-------- Input data --------

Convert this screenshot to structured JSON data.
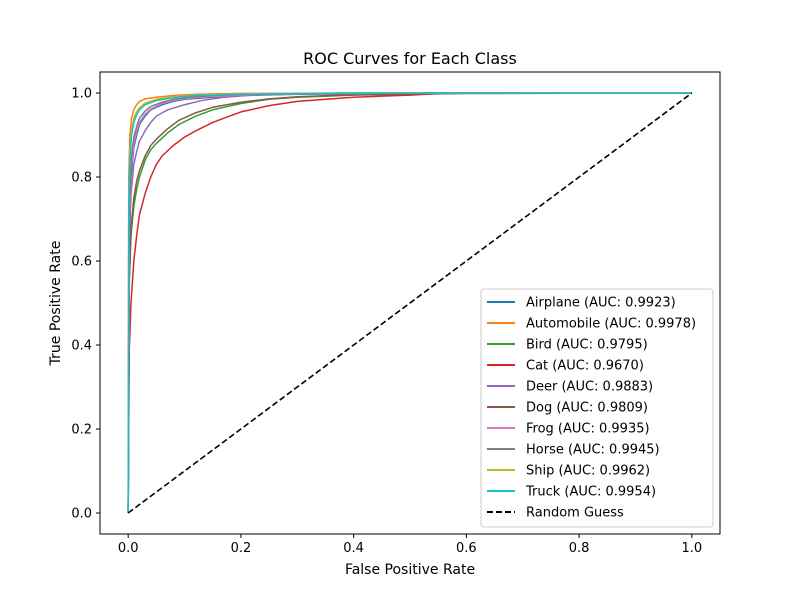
{
  "chart_data": {
    "type": "line",
    "title": "ROC Curves for Each Class",
    "xlabel": "False Positive Rate",
    "ylabel": "True Positive Rate",
    "xlim": [
      -0.05,
      1.05
    ],
    "ylim": [
      -0.05,
      1.05
    ],
    "xticks": [
      0.0,
      0.2,
      0.4,
      0.6,
      0.8,
      1.0
    ],
    "yticks": [
      0.0,
      0.2,
      0.4,
      0.6,
      0.8,
      1.0
    ],
    "xtick_labels": [
      "0.0",
      "0.2",
      "0.4",
      "0.6",
      "0.8",
      "1.0"
    ],
    "ytick_labels": [
      "0.0",
      "0.2",
      "0.4",
      "0.6",
      "0.8",
      "1.0"
    ],
    "grid": false,
    "legend_position": "lower-right",
    "series": [
      {
        "name": "Airplane (AUC: 0.9923)",
        "color": "#1f77b4",
        "x": [
          0,
          0.002,
          0.005,
          0.01,
          0.015,
          0.02,
          0.03,
          0.04,
          0.06,
          0.08,
          0.1,
          0.15,
          0.2,
          0.3,
          0.5,
          1.0
        ],
        "y": [
          0,
          0.62,
          0.8,
          0.87,
          0.9,
          0.925,
          0.945,
          0.96,
          0.972,
          0.98,
          0.985,
          0.99,
          0.994,
          0.997,
          0.999,
          1.0
        ]
      },
      {
        "name": "Automobile (AUC: 0.9978)",
        "color": "#ff7f0e",
        "x": [
          0,
          0.001,
          0.003,
          0.006,
          0.01,
          0.015,
          0.02,
          0.03,
          0.05,
          0.08,
          0.12,
          0.2,
          0.4,
          1.0
        ],
        "y": [
          0,
          0.8,
          0.9,
          0.94,
          0.96,
          0.972,
          0.98,
          0.986,
          0.99,
          0.994,
          0.997,
          0.999,
          1.0,
          1.0
        ]
      },
      {
        "name": "Bird (AUC: 0.9795)",
        "color": "#2ca02c",
        "x": [
          0,
          0.002,
          0.005,
          0.01,
          0.015,
          0.02,
          0.03,
          0.04,
          0.05,
          0.07,
          0.09,
          0.12,
          0.15,
          0.2,
          0.25,
          0.3,
          0.4,
          0.6,
          1.0
        ],
        "y": [
          0,
          0.55,
          0.66,
          0.73,
          0.77,
          0.8,
          0.84,
          0.865,
          0.88,
          0.905,
          0.925,
          0.945,
          0.96,
          0.975,
          0.985,
          0.99,
          0.995,
          0.999,
          1.0
        ]
      },
      {
        "name": "Cat (AUC: 0.9670)",
        "color": "#d62728",
        "x": [
          0,
          0.002,
          0.005,
          0.008,
          0.01,
          0.015,
          0.02,
          0.03,
          0.04,
          0.05,
          0.06,
          0.08,
          0.1,
          0.12,
          0.15,
          0.18,
          0.2,
          0.25,
          0.3,
          0.4,
          0.5,
          0.57,
          1.0
        ],
        "y": [
          0,
          0.39,
          0.5,
          0.56,
          0.6,
          0.66,
          0.71,
          0.76,
          0.8,
          0.83,
          0.85,
          0.875,
          0.895,
          0.91,
          0.93,
          0.945,
          0.955,
          0.97,
          0.98,
          0.99,
          0.995,
          1.0,
          1.0
        ]
      },
      {
        "name": "Deer (AUC: 0.9883)",
        "color": "#9467bd",
        "x": [
          0,
          0.002,
          0.005,
          0.01,
          0.015,
          0.02,
          0.03,
          0.04,
          0.05,
          0.07,
          0.1,
          0.13,
          0.17,
          0.22,
          0.3,
          0.5,
          1.0
        ],
        "y": [
          0,
          0.66,
          0.76,
          0.83,
          0.86,
          0.885,
          0.91,
          0.93,
          0.945,
          0.96,
          0.972,
          0.982,
          0.99,
          0.995,
          0.998,
          1.0,
          1.0
        ]
      },
      {
        "name": "Dog (AUC: 0.9809)",
        "color": "#8c564b",
        "x": [
          0,
          0.002,
          0.005,
          0.01,
          0.015,
          0.02,
          0.03,
          0.04,
          0.05,
          0.07,
          0.09,
          0.12,
          0.15,
          0.2,
          0.25,
          0.3,
          0.4,
          0.6,
          1.0
        ],
        "y": [
          0,
          0.56,
          0.68,
          0.75,
          0.79,
          0.815,
          0.85,
          0.875,
          0.89,
          0.915,
          0.935,
          0.953,
          0.966,
          0.978,
          0.986,
          0.991,
          0.996,
          0.999,
          1.0
        ]
      },
      {
        "name": "Frog (AUC: 0.9935)",
        "color": "#e377c2",
        "x": [
          0,
          0.002,
          0.005,
          0.01,
          0.015,
          0.02,
          0.03,
          0.04,
          0.06,
          0.08,
          0.1,
          0.15,
          0.2,
          0.3,
          0.5,
          1.0
        ],
        "y": [
          0,
          0.7,
          0.82,
          0.88,
          0.91,
          0.93,
          0.95,
          0.962,
          0.975,
          0.982,
          0.987,
          0.992,
          0.995,
          0.998,
          1.0,
          1.0
        ]
      },
      {
        "name": "Horse (AUC: 0.9945)",
        "color": "#7f7f7f",
        "x": [
          0,
          0.002,
          0.005,
          0.01,
          0.015,
          0.02,
          0.03,
          0.04,
          0.06,
          0.08,
          0.1,
          0.15,
          0.2,
          0.3,
          0.5,
          1.0
        ],
        "y": [
          0,
          0.72,
          0.84,
          0.895,
          0.92,
          0.94,
          0.957,
          0.968,
          0.978,
          0.985,
          0.989,
          0.994,
          0.996,
          0.998,
          1.0,
          1.0
        ]
      },
      {
        "name": "Ship (AUC: 0.9962)",
        "color": "#bcbd22",
        "x": [
          0,
          0.001,
          0.003,
          0.006,
          0.01,
          0.015,
          0.02,
          0.03,
          0.05,
          0.08,
          0.12,
          0.2,
          0.4,
          1.0
        ],
        "y": [
          0,
          0.75,
          0.86,
          0.91,
          0.94,
          0.955,
          0.965,
          0.976,
          0.985,
          0.991,
          0.995,
          0.998,
          1.0,
          1.0
        ]
      },
      {
        "name": "Truck (AUC: 0.9954)",
        "color": "#17becf",
        "x": [
          0,
          0.001,
          0.003,
          0.006,
          0.01,
          0.015,
          0.02,
          0.03,
          0.05,
          0.08,
          0.12,
          0.2,
          0.4,
          1.0
        ],
        "y": [
          0,
          0.72,
          0.84,
          0.9,
          0.93,
          0.948,
          0.96,
          0.972,
          0.982,
          0.989,
          0.994,
          0.997,
          1.0,
          1.0
        ]
      },
      {
        "name": "Random Guess",
        "color": "#000000",
        "dashed": true,
        "x": [
          0,
          1.0
        ],
        "y": [
          0,
          1.0
        ]
      }
    ]
  }
}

--------

* _Task prompt_: Show every line from the listing above in which the string "Rate" appears.

* _Result_:
    "xlabel": "False Positive Rate",
    "ylabel": "True Positive Rate",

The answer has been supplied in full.